Transcribe the entries that follow exactly as they appear, minus pictures.

--- BEGIN ---

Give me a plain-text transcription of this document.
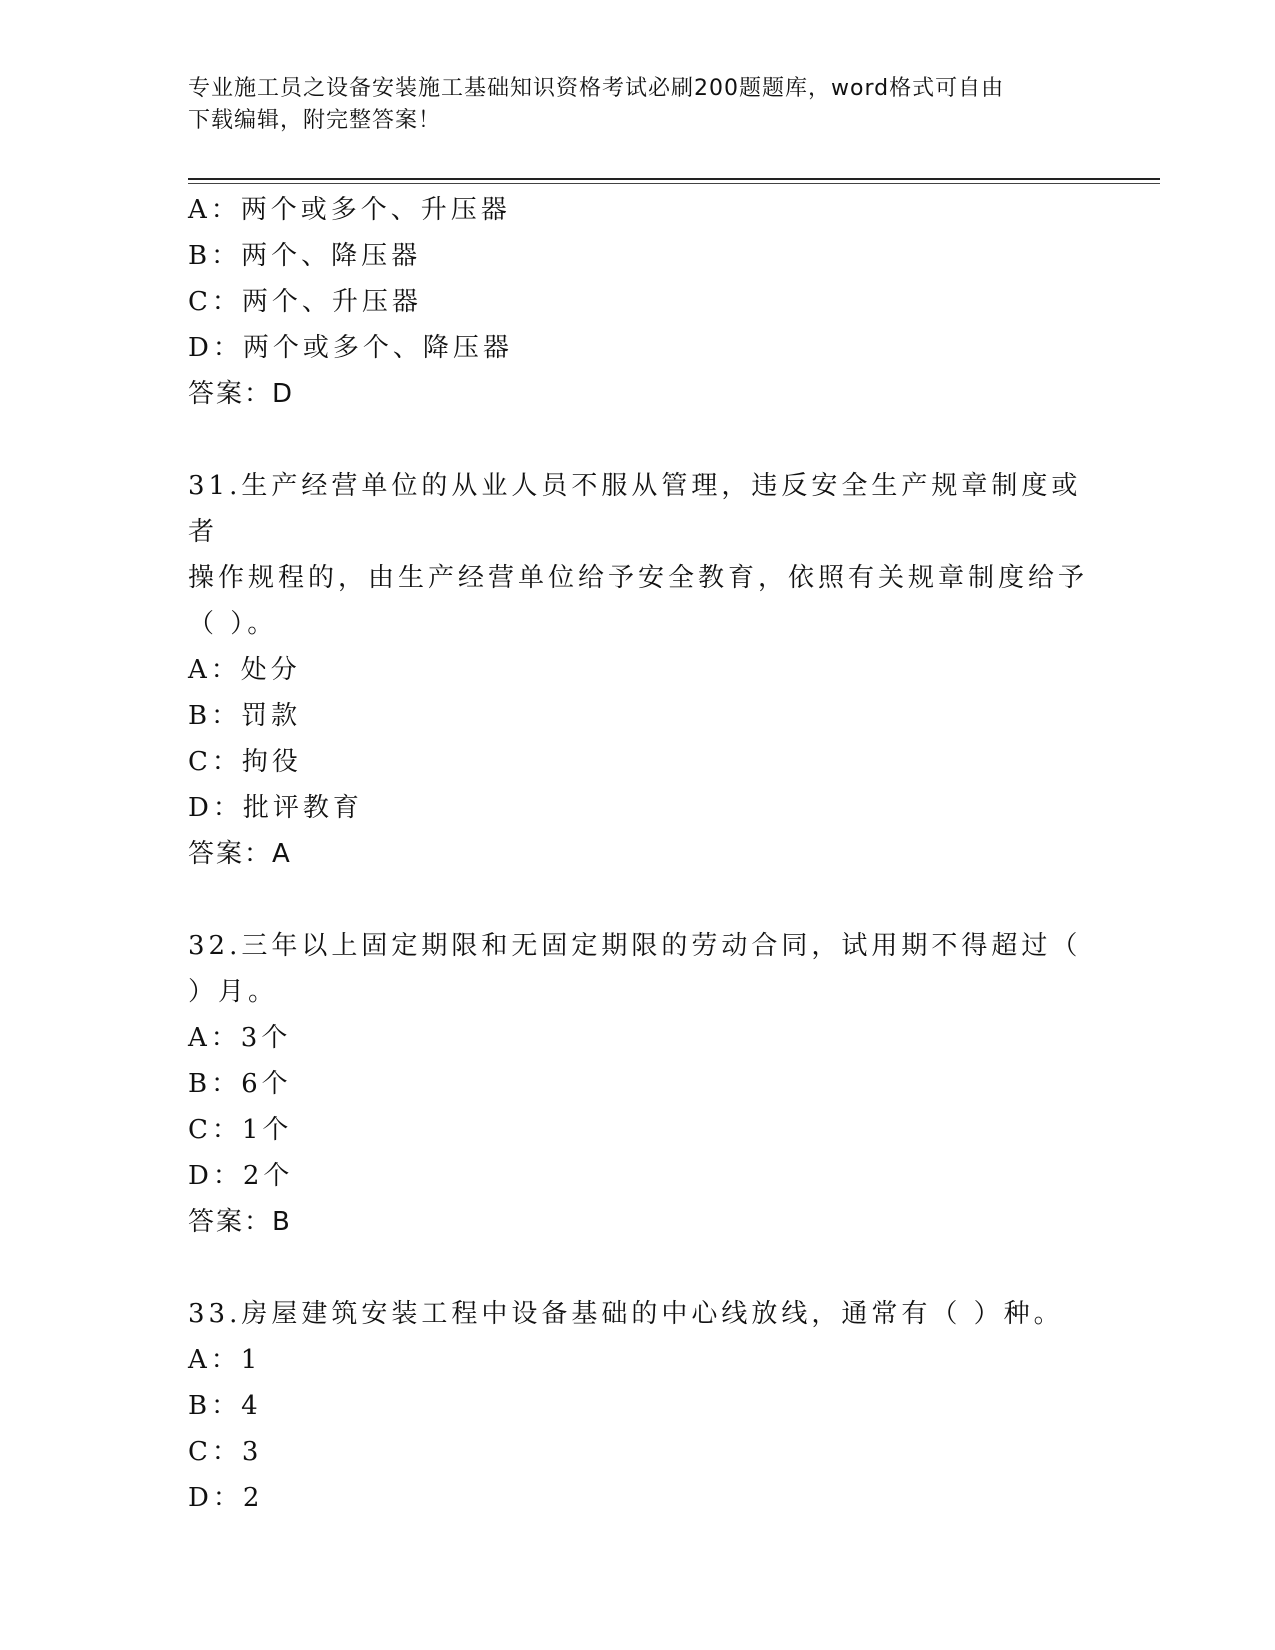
专业施工员之设备安装施工基础知识资格考试必刷200题题库，word格式可自由
下载编辑，附完整答案！
A：两个或多个、升压器
B：两个、降压器
C：两个、升压器
D：两个或多个、降压器
答案：D
31.生产经营单位的从业人员不服从管理，违反安全生产规章制度或者
操作规程的，由生产经营单位给予安全教育，依照有关规章制度给予
（ ）。
A：处分
B：罚款
C：拘役
D：批评教育
答案：A
32.三年以上固定期限和无固定期限的劳动合同，试用期不得超过（
）月。
A：3个
B：6个
C：1个
D：2个
答案：B
33.房屋建筑安装工程中设备基础的中心线放线，通常有（ ）种。
A：1
B：4
C：3
D：2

--- END ---

Result of this task =>
Give me a plain-text transcription of this document.
专业施工员之设备安装施工基础知识资格考试必刷200题题库，word格式可自由
下载编辑，附完整答案！
A：两个或多个、升压器
B：两个、降压器
C：两个、升压器
D：两个或多个、降压器
答案：D
31.生产经营单位的从业人员不服从管理，违反安全生产规章制度或者
操作规程的，由生产经营单位给予安全教育，依照有关规章制度给予
（ ）。
A：处分
B：罚款
C：拘役
D：批评教育
答案：A
32.三年以上固定期限和无固定期限的劳动合同，试用期不得超过（
）月。
A：3个
B：6个
C：1个
D：2个
答案：B
33.房屋建筑安装工程中设备基础的中心线放线，通常有（ ）种。
A：1
B：4
C：3
D：2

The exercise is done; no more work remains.